§ **Exercise requirements**: From the listing below, return each line that includes "JSON".
[START]
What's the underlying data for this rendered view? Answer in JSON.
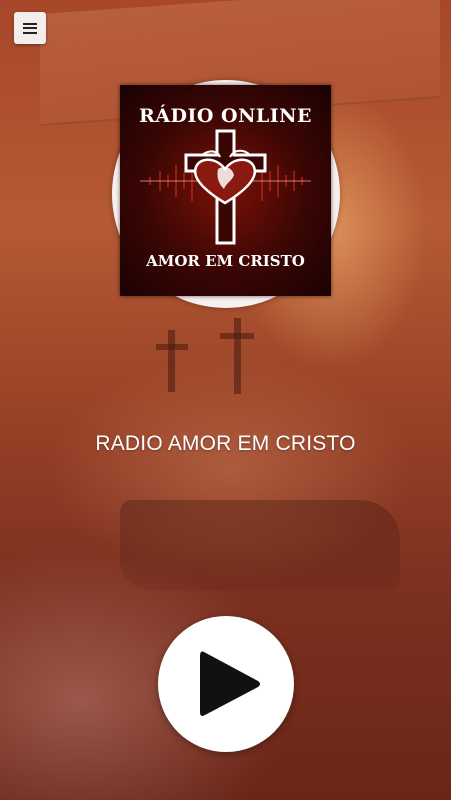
{
  "header": {
    "menu_icon": "hamburger-icon"
  },
  "logo": {
    "title": "RÁDIO ONLINE",
    "subtitle": "AMOR EM CRISTO"
  },
  "station": {
    "name": "RADIO AMOR EM CRISTO"
  },
  "player": {
    "play_icon": "play-icon",
    "state": "stopped"
  },
  "colors": {
    "background_primary": "#a8472a",
    "logo_red": "#7a1208",
    "button_white": "#ffffff"
  }
}
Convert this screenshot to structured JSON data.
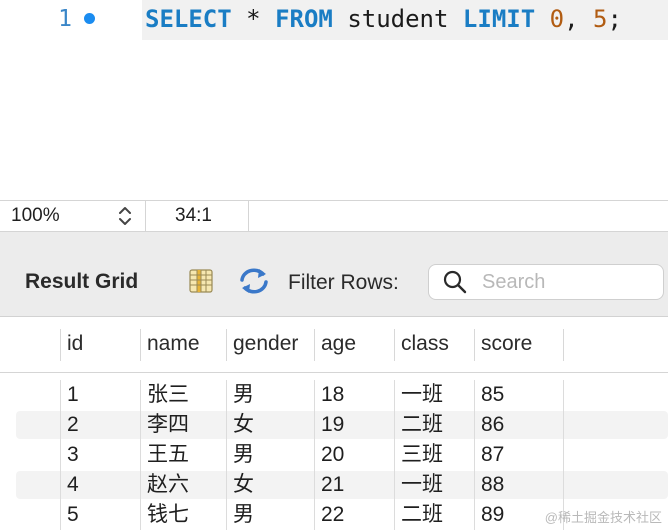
{
  "editor": {
    "line_number": "1",
    "tokens": {
      "select": "SELECT",
      "star": "*",
      "from": "FROM",
      "table": "student",
      "limit": "LIMIT",
      "offset": "0",
      "comma": ",",
      "count": "5",
      "semicolon": ";"
    }
  },
  "statusbar": {
    "zoom": "100%",
    "cursor_position": "34:1"
  },
  "toolbar": {
    "title": "Result Grid",
    "filter_label": "Filter Rows:",
    "search_placeholder": "Search"
  },
  "grid": {
    "columns": [
      "id",
      "name",
      "gender",
      "age",
      "class",
      "score"
    ],
    "rows": [
      [
        "1",
        "张三",
        "男",
        "18",
        "一班",
        "85"
      ],
      [
        "2",
        "李四",
        "女",
        "19",
        "二班",
        "86"
      ],
      [
        "3",
        "王五",
        "男",
        "20",
        "三班",
        "87"
      ],
      [
        "4",
        "赵六",
        "女",
        "21",
        "一班",
        "88"
      ],
      [
        "5",
        "钱七",
        "男",
        "22",
        "二班",
        "89"
      ]
    ]
  },
  "watermark": "@稀土掘金技术社区",
  "colors": {
    "keyword": "#1a7dc4",
    "number": "#b15c12",
    "line_number": "#3a86c8",
    "breakpoint_dot": "#1a8cf0"
  },
  "icons": [
    "line-dot-icon",
    "stepper-icon",
    "grid-view-icon",
    "refresh-icon",
    "search-icon"
  ]
}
[END]
§ **Output for this task**:
What's the underlying data for this rendered view? Answer in JSON.
Convert this screenshot to structured JSON data.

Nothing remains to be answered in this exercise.